_ENTRIES PROVIDED:_
• • • • • • •
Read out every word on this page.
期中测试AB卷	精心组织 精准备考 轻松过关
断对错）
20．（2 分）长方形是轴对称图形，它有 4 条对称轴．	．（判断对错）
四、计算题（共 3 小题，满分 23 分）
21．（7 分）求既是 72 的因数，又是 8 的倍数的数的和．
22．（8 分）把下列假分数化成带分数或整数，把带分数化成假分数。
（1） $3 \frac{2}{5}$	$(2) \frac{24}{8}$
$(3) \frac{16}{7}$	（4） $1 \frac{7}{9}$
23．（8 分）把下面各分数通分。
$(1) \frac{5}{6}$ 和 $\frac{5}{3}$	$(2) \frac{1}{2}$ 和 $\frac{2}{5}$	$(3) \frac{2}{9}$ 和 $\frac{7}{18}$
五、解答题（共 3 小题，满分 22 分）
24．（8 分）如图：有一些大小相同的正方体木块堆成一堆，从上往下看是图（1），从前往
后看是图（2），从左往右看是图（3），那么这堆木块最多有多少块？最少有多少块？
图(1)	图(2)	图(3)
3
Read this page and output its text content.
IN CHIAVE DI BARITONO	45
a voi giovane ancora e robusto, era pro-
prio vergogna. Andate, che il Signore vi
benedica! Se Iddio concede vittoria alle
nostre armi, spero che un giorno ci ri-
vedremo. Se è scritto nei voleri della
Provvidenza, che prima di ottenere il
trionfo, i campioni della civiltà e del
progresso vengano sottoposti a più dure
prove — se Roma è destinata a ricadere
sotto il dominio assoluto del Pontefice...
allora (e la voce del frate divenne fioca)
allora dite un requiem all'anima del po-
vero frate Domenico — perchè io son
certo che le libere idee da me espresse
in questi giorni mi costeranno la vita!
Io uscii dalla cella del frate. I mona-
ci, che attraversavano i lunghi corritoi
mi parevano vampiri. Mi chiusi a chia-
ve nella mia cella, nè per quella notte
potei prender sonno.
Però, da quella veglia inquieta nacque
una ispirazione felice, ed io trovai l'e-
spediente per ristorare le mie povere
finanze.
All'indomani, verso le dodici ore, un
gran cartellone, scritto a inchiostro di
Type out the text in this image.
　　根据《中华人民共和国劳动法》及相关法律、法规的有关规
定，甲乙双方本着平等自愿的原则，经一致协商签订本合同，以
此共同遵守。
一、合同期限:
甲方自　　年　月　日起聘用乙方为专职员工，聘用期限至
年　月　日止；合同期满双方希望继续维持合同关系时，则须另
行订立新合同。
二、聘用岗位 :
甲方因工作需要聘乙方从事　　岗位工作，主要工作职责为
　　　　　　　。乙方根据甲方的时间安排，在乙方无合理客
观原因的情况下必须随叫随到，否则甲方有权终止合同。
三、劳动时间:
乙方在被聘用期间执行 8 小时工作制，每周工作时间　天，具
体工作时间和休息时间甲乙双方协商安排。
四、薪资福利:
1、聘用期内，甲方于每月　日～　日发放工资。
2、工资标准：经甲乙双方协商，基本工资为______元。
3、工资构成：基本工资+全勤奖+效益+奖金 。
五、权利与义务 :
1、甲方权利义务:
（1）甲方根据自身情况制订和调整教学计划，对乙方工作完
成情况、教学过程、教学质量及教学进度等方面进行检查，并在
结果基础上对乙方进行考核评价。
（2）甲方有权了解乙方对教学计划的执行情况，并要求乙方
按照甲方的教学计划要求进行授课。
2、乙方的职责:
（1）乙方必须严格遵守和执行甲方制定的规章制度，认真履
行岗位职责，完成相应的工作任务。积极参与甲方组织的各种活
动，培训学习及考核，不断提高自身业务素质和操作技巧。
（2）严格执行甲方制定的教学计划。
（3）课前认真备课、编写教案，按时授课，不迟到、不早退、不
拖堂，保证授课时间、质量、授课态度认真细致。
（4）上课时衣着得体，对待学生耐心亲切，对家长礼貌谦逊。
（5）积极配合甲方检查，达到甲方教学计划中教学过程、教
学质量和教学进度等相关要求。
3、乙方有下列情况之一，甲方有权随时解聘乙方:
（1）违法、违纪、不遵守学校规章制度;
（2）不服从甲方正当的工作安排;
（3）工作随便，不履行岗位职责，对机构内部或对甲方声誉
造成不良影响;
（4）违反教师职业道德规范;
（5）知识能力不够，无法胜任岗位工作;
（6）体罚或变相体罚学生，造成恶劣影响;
• • • • • • •
_DIRECTIONS FOR THIS TASK:_ With both ends included, please retype exactly the lines from the line containing "Type out the text in this image." to the final line of the data.

_RESULT:_
Type out the text in this image.
　　根据《中华人民共和国劳动法》及相关法律、法规的有关规
定，甲乙双方本着平等自愿的原则，经一致协商签订本合同，以
此共同遵守。
一、合同期限:
甲方自　　年　月　日起聘用乙方为专职员工，聘用期限至
年　月　日止；合同期满双方希望继续维持合同关系时，则须另
行订立新合同。
二、聘用岗位 :
甲方因工作需要聘乙方从事　　岗位工作，主要工作职责为
　　　　　　　。乙方根据甲方的时间安排，在乙方无合理客
观原因的情况下必须随叫随到，否则甲方有权终止合同。
三、劳动时间:
乙方在被聘用期间执行 8 小时工作制，每周工作时间　天，具
体工作时间和休息时间甲乙双方协商安排。
四、薪资福利:
1、聘用期内，甲方于每月　日～　日发放工资。
2、工资标准：经甲乙双方协商，基本工资为______元。
3、工资构成：基本工资+全勤奖+效益+奖金 。
五、权利与义务 :
1、甲方权利义务:
（1）甲方根据自身情况制订和调整教学计划，对乙方工作完
成情况、教学过程、教学质量及教学进度等方面进行检查，并在
结果基础上对乙方进行考核评价。
（2）甲方有权了解乙方对教学计划的执行情况，并要求乙方
按照甲方的教学计划要求进行授课。
2、乙方的职责:
（1）乙方必须严格遵守和执行甲方制定的规章制度，认真履
行岗位职责，完成相应的工作任务。积极参与甲方组织的各种活
动，培训学习及考核，不断提高自身业务素质和操作技巧。
（2）严格执行甲方制定的教学计划。
（3）课前认真备课、编写教案，按时授课，不迟到、不早退、不
拖堂，保证授课时间、质量、授课态度认真细致。
（4）上课时衣着得体，对待学生耐心亲切，对家长礼貌谦逊。
（5）积极配合甲方检查，达到甲方教学计划中教学过程、教
学质量和教学进度等相关要求。
3、乙方有下列情况之一，甲方有权随时解聘乙方:
（1）违法、违纪、不遵守学校规章制度;
（2）不服从甲方正当的工作安排;
（3）工作随便，不履行岗位职责，对机构内部或对甲方声誉
造成不良影响;
（4）违反教师职业道德规范;
（5）知识能力不够，无法胜任岗位工作;
（6）体罚或变相体罚学生，造成恶劣影响;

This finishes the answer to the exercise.